= Exercise goal =
Repeat, exactly and in full, the lines of the listing below, but without any pictures.

--- BEGIN ---

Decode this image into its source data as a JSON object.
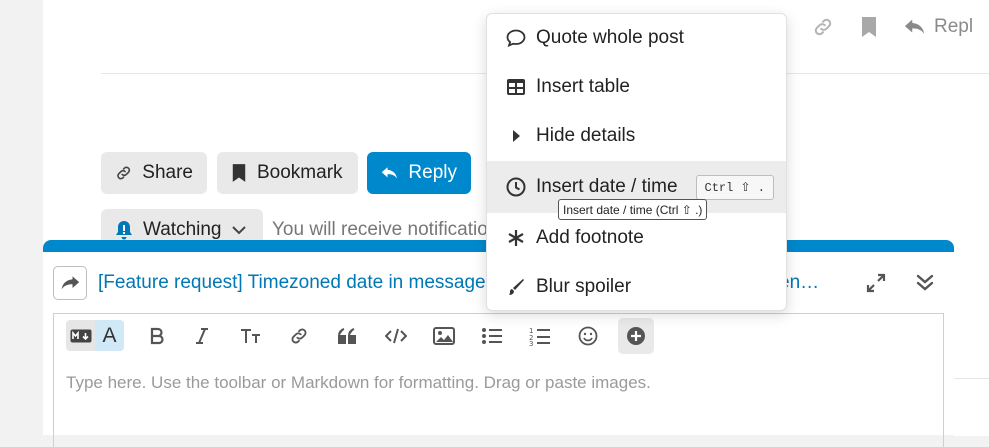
{
  "top_actions": {
    "reply_label": "Repl"
  },
  "post_buttons": {
    "share": "Share",
    "bookmark": "Bookmark",
    "reply": "Reply"
  },
  "notifications": {
    "level": "Watching",
    "description": "You will receive notificatio"
  },
  "composer": {
    "title_start": "[Feature request] Timezoned date in message",
    "title_end": "en…",
    "placeholder": "Type here. Use the toolbar or Markdown for formatting. Drag or paste images.",
    "mode_rich_label": "A"
  },
  "menu": {
    "items": [
      {
        "label": "Quote whole post",
        "icon": "speech-bubble-icon"
      },
      {
        "label": "Insert table",
        "icon": "table-icon"
      },
      {
        "label": "Hide details",
        "icon": "caret-right-icon"
      },
      {
        "label": "Insert date / time",
        "icon": "clock-icon",
        "shortcut": "Ctrl ⇧ .",
        "highlighted": true
      },
      {
        "label": "Add footnote",
        "icon": "asterisk-icon"
      },
      {
        "label": "Blur spoiler",
        "icon": "paintbrush-icon"
      }
    ],
    "tooltip": "Insert date / time (Ctrl ⇧ .)"
  },
  "colors": {
    "accent": "#0088cc",
    "link": "#0077b6",
    "button_bg": "#e9e9e9"
  }
}
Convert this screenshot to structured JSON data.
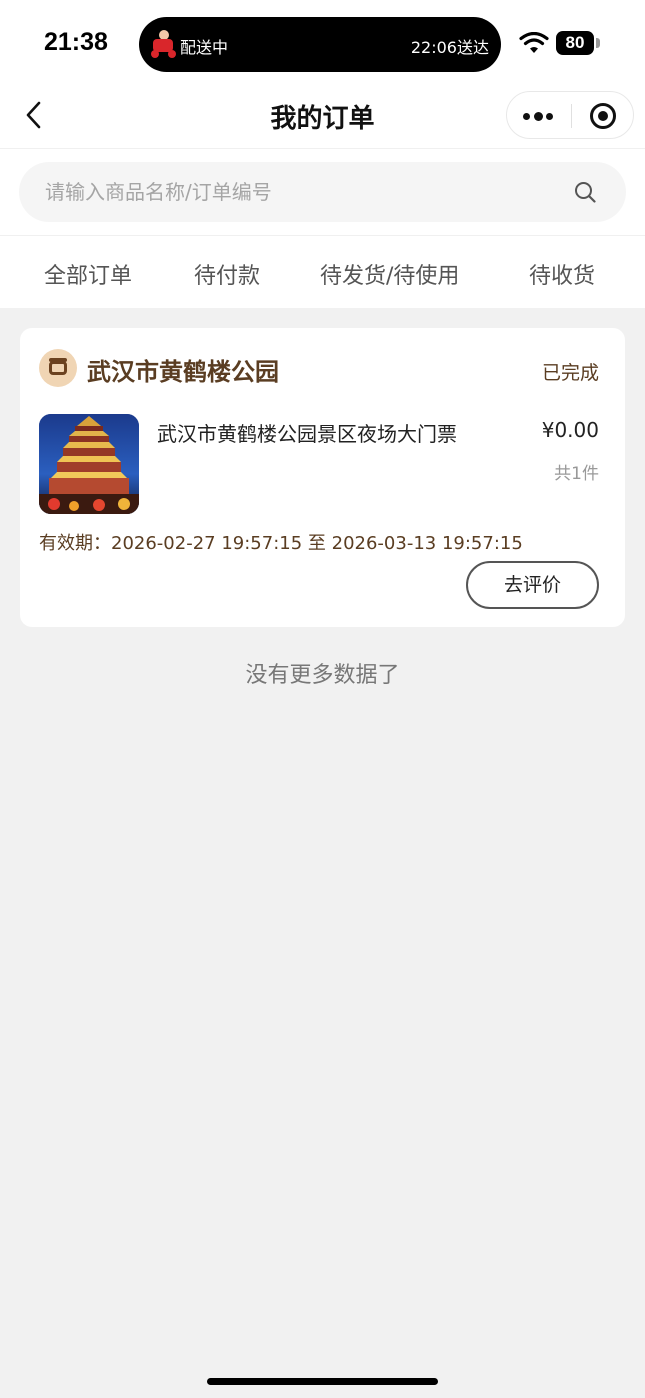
{
  "status_bar": {
    "time": "21:38",
    "activity_left": "配送中",
    "activity_right": "22:06送达",
    "battery": "80"
  },
  "nav": {
    "title": "我的订单"
  },
  "search": {
    "placeholder": "请输入商品名称/订单编号"
  },
  "tabs": [
    "全部订单",
    "待付款",
    "待发货/待使用",
    "待收货"
  ],
  "order": {
    "shop_name": "武汉市黄鹤楼公园",
    "status": "已完成",
    "product_title": "武汉市黄鹤楼公园景区夜场大门票",
    "price": "¥0.00",
    "quantity": "共1件",
    "validity": "有效期：2026-02-27 19:57:15 至 2026-03-13 19:57:15",
    "action_label": "去评价"
  },
  "footer_text": "没有更多数据了",
  "colors": {
    "accent_brown": "#5a3d22",
    "background": "#f1f1f1"
  }
}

--- END ---

= Exercise result =
Decode this image into its source data as a JSON object.
{
  "top_actions": {
    "reply_label": "Repl"
  },
  "post_buttons": {
    "share": "Share",
    "bookmark": "Bookmark",
    "reply": "Reply"
  },
  "notifications": {
    "level": "Watching",
    "description": "You will receive notificatio"
  },
  "composer": {
    "title_start": "[Feature request] Timezoned date in message",
    "title_end": "en…",
    "placeholder": "Type here. Use the toolbar or Markdown for formatting. Drag or paste images.",
    "mode_rich_label": "A"
  },
  "menu": {
    "items": [
      {
        "label": "Quote whole post",
        "icon": "speech-bubble-icon"
      },
      {
        "label": "Insert table",
        "icon": "table-icon"
      },
      {
        "label": "Hide details",
        "icon": "caret-right-icon"
      },
      {
        "label": "Insert date / time",
        "icon": "clock-icon",
        "shortcut": "Ctrl ⇧ .",
        "highlighted": true
      },
      {
        "label": "Add footnote",
        "icon": "asterisk-icon"
      },
      {
        "label": "Blur spoiler",
        "icon": "paintbrush-icon"
      }
    ],
    "tooltip": "Insert date / time (Ctrl ⇧ .)"
  },
  "colors": {
    "accent": "#0088cc",
    "link": "#0077b6",
    "button_bg": "#e9e9e9"
  }
}
Convert this screenshot to structured JSON data.
{
  "status_bar": {
    "time": "21:38",
    "activity_left": "配送中",
    "activity_right": "22:06送达",
    "battery": "80"
  },
  "nav": {
    "title": "我的订单"
  },
  "search": {
    "placeholder": "请输入商品名称/订单编号"
  },
  "tabs": [
    "全部订单",
    "待付款",
    "待发货/待使用",
    "待收货"
  ],
  "order": {
    "shop_name": "武汉市黄鹤楼公园",
    "status": "已完成",
    "product_title": "武汉市黄鹤楼公园景区夜场大门票",
    "price": "¥0.00",
    "quantity": "共1件",
    "validity": "有效期：2026-02-27 19:57:15 至 2026-03-13 19:57:15",
    "action_label": "去评价"
  },
  "footer_text": "没有更多数据了",
  "colors": {
    "accent_brown": "#5a3d22",
    "background": "#f1f1f1"
  }
}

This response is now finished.